* THE EXERCISE *
Every line below that holds the string "parts" should be copied out.

* Begin RECORDED DATA *

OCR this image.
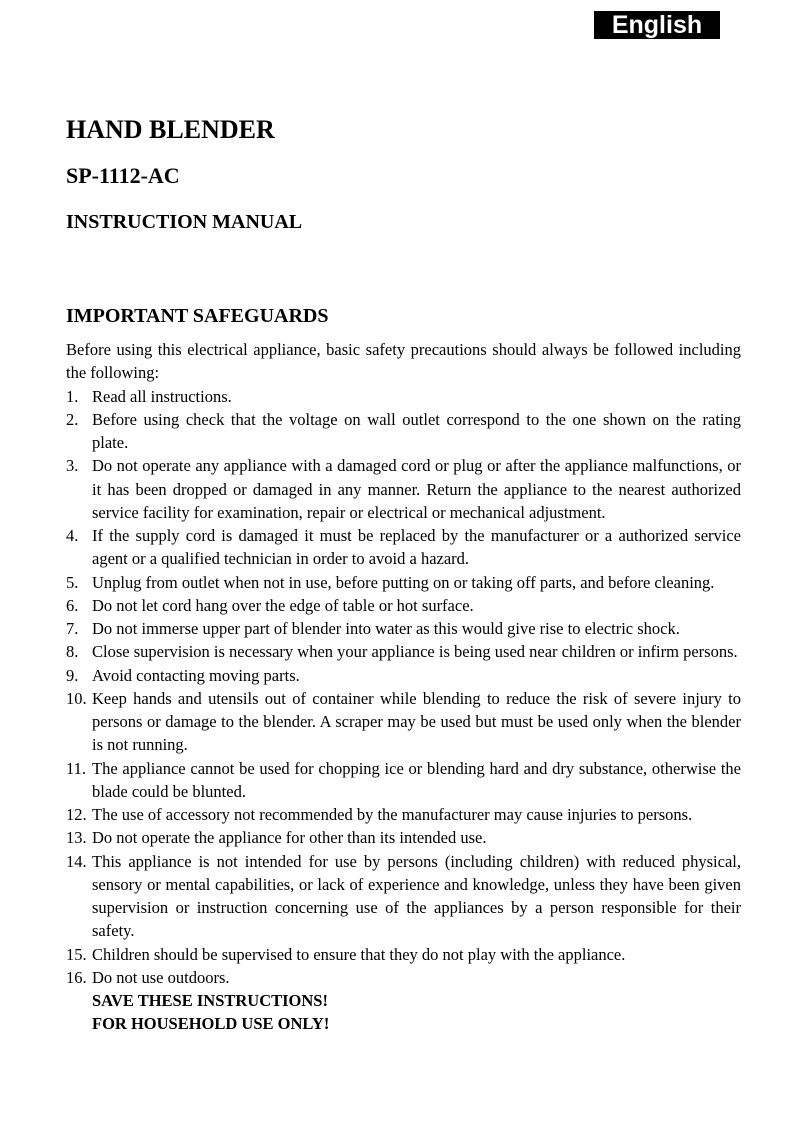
English
HAND BLENDER
SP-1112-AC
INSTRUCTION MANUAL
IMPORTANT SAFEGUARDS

Before using this electrical appliance, basic safety precautions should always be followed including the following:

1. Read all instructions.
2. Before using check that the voltage on wall outlet correspond to the one shown on the rating plate.
3. Do not operate any appliance with a damaged cord or plug or after the appliance malfunctions, or it has been dropped or damaged in any manner. Return the appliance to the nearest authorized service facility for examination, repair or electrical or mechanical adjustment.
4. If the supply cord is damaged it must be replaced by the manufacturer or a authorized service agent or a qualified technician in order to avoid a hazard.
5. Unplug from outlet when not in use, before putting on or taking off parts, and before cleaning.
6. Do not let cord hang over the edge of table or hot surface.
7. Do not immerse upper part of blender into water as this would give rise to electric shock.
8. Close supervision is necessary when your appliance is being used near children or infirm persons.
9. Avoid contacting moving parts.
10. Keep hands and utensils out of container while blending to reduce the risk of severe injury to persons or damage to the blender. A scraper may be used but must be used only when the blender is not running.
11. The appliance cannot be used for chopping ice or blending hard and dry substance, otherwise the blade could be blunted.
12. The use of accessory not recommended by the manufacturer may cause injuries to persons.
13. Do not operate the appliance for other than its intended use.
14. This appliance is not intended for use by persons (including children) with reduced physical, sensory or mental capabilities, or lack of experience and knowledge, unless they have been given supervision or instruction concerning use of the appliances by a person responsible for their safety.
15. Children should be supervised to ensure that they do not play with the appliance.
16. Do not use outdoors.

SAVE THESE INSTRUCTIONS!

FOR HOUSEHOLD USE ONLY!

* End RECORDED DATA *

* WRITTEN ANSWER *
5. Unplug from outlet when not in use, before putting on or taking off parts, and before cleaning.
9. Avoid contacting moving parts.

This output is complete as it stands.